INSTRUCTIONS TO FOLLOW:
Every entry must be copied word for word.

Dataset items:
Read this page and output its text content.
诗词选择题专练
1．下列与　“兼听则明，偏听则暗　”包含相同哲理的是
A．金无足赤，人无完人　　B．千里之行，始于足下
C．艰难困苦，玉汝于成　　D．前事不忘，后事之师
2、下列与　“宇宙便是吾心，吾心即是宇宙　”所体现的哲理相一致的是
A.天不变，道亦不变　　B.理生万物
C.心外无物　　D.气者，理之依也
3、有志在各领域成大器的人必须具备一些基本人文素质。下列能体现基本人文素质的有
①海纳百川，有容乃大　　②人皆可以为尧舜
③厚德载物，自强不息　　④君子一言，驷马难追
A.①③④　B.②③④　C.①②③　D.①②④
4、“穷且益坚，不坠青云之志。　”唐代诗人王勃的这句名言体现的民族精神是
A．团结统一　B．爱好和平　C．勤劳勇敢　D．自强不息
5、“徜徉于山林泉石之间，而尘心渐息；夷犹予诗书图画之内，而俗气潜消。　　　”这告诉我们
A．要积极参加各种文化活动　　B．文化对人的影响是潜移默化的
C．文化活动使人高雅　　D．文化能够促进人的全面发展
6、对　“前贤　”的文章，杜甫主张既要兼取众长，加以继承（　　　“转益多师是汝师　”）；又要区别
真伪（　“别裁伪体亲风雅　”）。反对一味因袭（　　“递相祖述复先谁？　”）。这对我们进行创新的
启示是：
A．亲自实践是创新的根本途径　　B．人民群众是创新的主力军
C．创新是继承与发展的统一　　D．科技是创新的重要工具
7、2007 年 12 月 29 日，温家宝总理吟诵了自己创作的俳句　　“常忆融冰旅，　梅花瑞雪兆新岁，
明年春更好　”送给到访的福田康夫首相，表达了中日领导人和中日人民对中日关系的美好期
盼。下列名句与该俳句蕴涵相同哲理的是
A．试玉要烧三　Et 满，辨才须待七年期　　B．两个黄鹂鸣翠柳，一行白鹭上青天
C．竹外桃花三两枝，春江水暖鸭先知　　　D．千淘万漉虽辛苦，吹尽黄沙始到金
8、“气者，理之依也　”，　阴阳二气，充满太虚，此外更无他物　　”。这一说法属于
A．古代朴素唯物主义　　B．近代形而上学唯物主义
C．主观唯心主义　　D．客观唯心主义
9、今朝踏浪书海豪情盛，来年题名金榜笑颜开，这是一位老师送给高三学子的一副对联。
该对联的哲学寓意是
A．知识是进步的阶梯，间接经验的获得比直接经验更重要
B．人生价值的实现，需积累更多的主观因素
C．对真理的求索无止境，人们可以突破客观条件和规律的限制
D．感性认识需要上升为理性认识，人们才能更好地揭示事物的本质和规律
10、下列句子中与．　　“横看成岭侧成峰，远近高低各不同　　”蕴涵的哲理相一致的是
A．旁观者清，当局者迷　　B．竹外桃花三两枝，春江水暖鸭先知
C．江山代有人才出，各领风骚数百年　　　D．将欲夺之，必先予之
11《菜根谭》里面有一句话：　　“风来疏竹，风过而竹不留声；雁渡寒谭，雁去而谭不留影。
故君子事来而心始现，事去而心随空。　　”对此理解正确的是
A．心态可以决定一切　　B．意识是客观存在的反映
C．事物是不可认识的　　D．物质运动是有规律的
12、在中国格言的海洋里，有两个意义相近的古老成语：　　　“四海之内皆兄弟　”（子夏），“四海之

RESPONSE BELOW:
Read this page and output its text content.
诗词选择题专练
1．下列与　“兼听则明，偏听则暗　”包含相同哲理的是
A．金无足赤，人无完人　　B．千里之行，始于足下
C．艰难困苦，玉汝于成　　D．前事不忘，后事之师
2、下列与　“宇宙便是吾心，吾心即是宇宙　”所体现的哲理相一致的是
A.天不变，道亦不变　　B.理生万物
C.心外无物　　D.气者，理之依也
3、有志在各领域成大器的人必须具备一些基本人文素质。下列能体现基本人文素质的有
①海纳百川，有容乃大　　②人皆可以为尧舜
③厚德载物，自强不息　　④君子一言，驷马难追
A.①③④　B.②③④　C.①②③　D.①②④
4、“穷且益坚，不坠青云之志。　”唐代诗人王勃的这句名言体现的民族精神是
A．团结统一　B．爱好和平　C．勤劳勇敢　D．自强不息
5、“徜徉于山林泉石之间，而尘心渐息；夷犹予诗书图画之内，而俗气潜消。　　　”这告诉我们
A．要积极参加各种文化活动　　B．文化对人的影响是潜移默化的
C．文化活动使人高雅　　D．文化能够促进人的全面发展
6、对　“前贤　”的文章，杜甫主张既要兼取众长，加以继承（　　　“转益多师是汝师　”）；又要区别
真伪（　“别裁伪体亲风雅　”）。反对一味因袭（　　“递相祖述复先谁？　”）。这对我们进行创新的
启示是：
A．亲自实践是创新的根本途径　　B．人民群众是创新的主力军
C．创新是继承与发展的统一　　D．科技是创新的重要工具
7、2007 年 12 月 29 日，温家宝总理吟诵了自己创作的俳句　　“常忆融冰旅，　梅花瑞雪兆新岁，
明年春更好　”送给到访的福田康夫首相，表达了中日领导人和中日人民对中日关系的美好期
盼。下列名句与该俳句蕴涵相同哲理的是
A．试玉要烧三　Et 满，辨才须待七年期　　B．两个黄鹂鸣翠柳，一行白鹭上青天
C．竹外桃花三两枝，春江水暖鸭先知　　　D．千淘万漉虽辛苦，吹尽黄沙始到金
8、“气者，理之依也　”，　阴阳二气，充满太虚，此外更无他物　　”。这一说法属于
A．古代朴素唯物主义　　B．近代形而上学唯物主义
C．主观唯心主义　　D．客观唯心主义
9、今朝踏浪书海豪情盛，来年题名金榜笑颜开，这是一位老师送给高三学子的一副对联。
该对联的哲学寓意是
A．知识是进步的阶梯，间接经验的获得比直接经验更重要
B．人生价值的实现，需积累更多的主观因素
C．对真理的求索无止境，人们可以突破客观条件和规律的限制
D．感性认识需要上升为理性认识，人们才能更好地揭示事物的本质和规律
10、下列句子中与．　　“横看成岭侧成峰，远近高低各不同　　”蕴涵的哲理相一致的是
A．旁观者清，当局者迷　　B．竹外桃花三两枝，春江水暖鸭先知
C．江山代有人才出，各领风骚数百年　　　D．将欲夺之，必先予之
11《菜根谭》里面有一句话：　　“风来疏竹，风过而竹不留声；雁渡寒谭，雁去而谭不留影。
故君子事来而心始现，事去而心随空。　　”对此理解正确的是
A．心态可以决定一切　　B．意识是客观存在的反映
C．事物是不可认识的　　D．物质运动是有规律的
12、在中国格言的海洋里，有两个意义相近的古老成语：　　　“四海之内皆兄弟　”（子夏），“四海之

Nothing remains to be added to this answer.